#### Set problem
Write out every entry word for word.
── Entries supplied
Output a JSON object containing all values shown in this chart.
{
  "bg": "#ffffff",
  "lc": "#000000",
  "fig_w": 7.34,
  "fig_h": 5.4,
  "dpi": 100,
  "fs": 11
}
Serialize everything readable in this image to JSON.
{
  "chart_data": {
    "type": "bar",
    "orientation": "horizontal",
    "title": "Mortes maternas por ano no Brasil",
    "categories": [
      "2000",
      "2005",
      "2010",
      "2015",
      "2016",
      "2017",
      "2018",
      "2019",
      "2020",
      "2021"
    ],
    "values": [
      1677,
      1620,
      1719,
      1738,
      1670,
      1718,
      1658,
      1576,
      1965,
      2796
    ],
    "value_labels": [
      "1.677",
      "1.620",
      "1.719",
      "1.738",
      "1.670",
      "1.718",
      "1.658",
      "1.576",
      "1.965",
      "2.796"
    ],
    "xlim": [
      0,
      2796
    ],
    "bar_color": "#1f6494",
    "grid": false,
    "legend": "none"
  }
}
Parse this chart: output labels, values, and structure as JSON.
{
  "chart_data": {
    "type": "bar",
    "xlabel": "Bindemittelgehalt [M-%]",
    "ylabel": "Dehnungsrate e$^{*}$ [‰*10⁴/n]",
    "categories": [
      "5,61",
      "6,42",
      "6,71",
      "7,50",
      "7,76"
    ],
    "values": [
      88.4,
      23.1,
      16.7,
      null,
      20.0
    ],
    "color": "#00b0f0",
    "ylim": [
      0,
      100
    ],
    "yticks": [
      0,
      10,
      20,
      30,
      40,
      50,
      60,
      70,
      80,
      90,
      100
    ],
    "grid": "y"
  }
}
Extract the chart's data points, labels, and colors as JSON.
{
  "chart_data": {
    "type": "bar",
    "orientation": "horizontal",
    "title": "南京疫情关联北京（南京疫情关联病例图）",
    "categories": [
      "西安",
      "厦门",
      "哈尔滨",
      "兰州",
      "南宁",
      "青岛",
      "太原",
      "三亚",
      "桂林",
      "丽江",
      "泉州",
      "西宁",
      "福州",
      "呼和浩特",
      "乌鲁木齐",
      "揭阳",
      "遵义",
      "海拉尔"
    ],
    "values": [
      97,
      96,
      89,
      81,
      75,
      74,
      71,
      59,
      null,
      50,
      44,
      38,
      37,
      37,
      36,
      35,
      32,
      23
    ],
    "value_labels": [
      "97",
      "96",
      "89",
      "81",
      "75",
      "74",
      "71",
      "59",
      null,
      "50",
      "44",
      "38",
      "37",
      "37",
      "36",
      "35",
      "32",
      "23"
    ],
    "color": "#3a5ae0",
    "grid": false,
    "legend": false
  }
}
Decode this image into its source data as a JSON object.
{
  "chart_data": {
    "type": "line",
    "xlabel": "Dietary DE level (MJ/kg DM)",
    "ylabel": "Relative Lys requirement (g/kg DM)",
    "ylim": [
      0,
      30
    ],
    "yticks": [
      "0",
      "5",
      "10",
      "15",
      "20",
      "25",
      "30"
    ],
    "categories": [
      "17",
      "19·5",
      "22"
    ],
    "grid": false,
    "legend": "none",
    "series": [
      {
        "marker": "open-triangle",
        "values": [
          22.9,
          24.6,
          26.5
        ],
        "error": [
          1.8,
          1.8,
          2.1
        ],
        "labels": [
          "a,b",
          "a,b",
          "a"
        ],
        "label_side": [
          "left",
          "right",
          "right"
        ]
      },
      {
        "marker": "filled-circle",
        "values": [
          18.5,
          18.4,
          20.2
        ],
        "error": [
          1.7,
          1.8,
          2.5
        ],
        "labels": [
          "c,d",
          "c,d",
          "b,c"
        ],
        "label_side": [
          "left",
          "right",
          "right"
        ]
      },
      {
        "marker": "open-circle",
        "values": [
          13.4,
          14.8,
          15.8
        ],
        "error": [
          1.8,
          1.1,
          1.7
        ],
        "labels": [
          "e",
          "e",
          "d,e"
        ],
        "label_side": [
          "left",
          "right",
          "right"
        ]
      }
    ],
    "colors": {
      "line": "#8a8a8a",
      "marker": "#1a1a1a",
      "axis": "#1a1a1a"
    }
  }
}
────
#### Exercise solution
Output a JSON object containing all values shown in this chart.
{
  "bg": "#ffffff",
  "lc": "#000000",
  "fig_w": 7.34,
  "fig_h": 5.4,
  "dpi": 100,
  "fs": 11
}
Serialize everything readable in this image to JSON.
{
  "chart_data": {
    "type": "bar",
    "orientation": "horizontal",
    "title": "Mortes maternas por ano no Brasil",
    "categories": [
      "2000",
      "2005",
      "2010",
      "2015",
      "2016",
      "2017",
      "2018",
      "2019",
      "2020",
      "2021"
    ],
    "values": [
      1677,
      1620,
      1719,
      1738,
      1670,
      1718,
      1658,
      1576,
      1965,
      2796
    ],
    "value_labels": [
      "1.677",
      "1.620",
      "1.719",
      "1.738",
      "1.670",
      "1.718",
      "1.658",
      "1.576",
      "1.965",
      "2.796"
    ],
    "xlim": [
      0,
      2796
    ],
    "bar_color": "#1f6494",
    "grid": false,
    "legend": "none"
  }
}
Parse this chart: output labels, values, and structure as JSON.
{
  "chart_data": {
    "type": "bar",
    "xlabel": "Bindemittelgehalt [M-%]",
    "ylabel": "Dehnungsrate e$^{*}$ [‰*10⁴/n]",
    "categories": [
      "5,61",
      "6,42",
      "6,71",
      "7,50",
      "7,76"
    ],
    "values": [
      88.4,
      23.1,
      16.7,
      null,
      20.0
    ],
    "color": "#00b0f0",
    "ylim": [
      0,
      100
    ],
    "yticks": [
      0,
      10,
      20,
      30,
      40,
      50,
      60,
      70,
      80,
      90,
      100
    ],
    "grid": "y"
  }
}
Extract the chart's data points, labels, and colors as JSON.
{
  "chart_data": {
    "type": "bar",
    "orientation": "horizontal",
    "title": "南京疫情关联北京（南京疫情关联病例图）",
    "categories": [
      "西安",
      "厦门",
      "哈尔滨",
      "兰州",
      "南宁",
      "青岛",
      "太原",
      "三亚",
      "桂林",
      "丽江",
      "泉州",
      "西宁",
      "福州",
      "呼和浩特",
      "乌鲁木齐",
      "揭阳",
      "遵义",
      "海拉尔"
    ],
    "values": [
      97,
      96,
      89,
      81,
      75,
      74,
      71,
      59,
      null,
      50,
      44,
      38,
      37,
      37,
      36,
      35,
      32,
      23
    ],
    "value_labels": [
      "97",
      "96",
      "89",
      "81",
      "75",
      "74",
      "71",
      "59",
      null,
      "50",
      "44",
      "38",
      "37",
      "37",
      "36",
      "35",
      "32",
      "23"
    ],
    "color": "#3a5ae0",
    "grid": false,
    "legend": false
  }
}
Decode this image into its source data as a JSON object.
{
  "chart_data": {
    "type": "line",
    "xlabel": "Dietary DE level (MJ/kg DM)",
    "ylabel": "Relative Lys requirement (g/kg DM)",
    "ylim": [
      0,
      30
    ],
    "yticks": [
      "0",
      "5",
      "10",
      "15",
      "20",
      "25",
      "30"
    ],
    "categories": [
      "17",
      "19·5",
      "22"
    ],
    "grid": false,
    "legend": "none",
    "series": [
      {
        "marker": "open-triangle",
        "values": [
          22.9,
          24.6,
          26.5
        ],
        "error": [
          1.8,
          1.8,
          2.1
        ],
        "labels": [
          "a,b",
          "a,b",
          "a"
        ],
        "label_side": [
          "left",
          "right",
          "right"
        ]
      },
      {
        "marker": "filled-circle",
        "values": [
          18.5,
          18.4,
          20.2
        ],
        "error": [
          1.7,
          1.8,
          2.5
        ],
        "labels": [
          "c,d",
          "c,d",
          "b,c"
        ],
        "label_side": [
          "left",
          "right",
          "right"
        ]
      },
      {
        "marker": "open-circle",
        "values": [
          13.4,
          14.8,
          15.8
        ],
        "error": [
          1.8,
          1.1,
          1.7
        ],
        "labels": [
          "e",
          "e",
          "d,e"
        ],
        "label_side": [
          "left",
          "right",
          "right"
        ]
      }
    ],
    "colors": {
      "line": "#8a8a8a",
      "marker": "#1a1a1a",
      "axis": "#1a1a1a"
    }
  }
}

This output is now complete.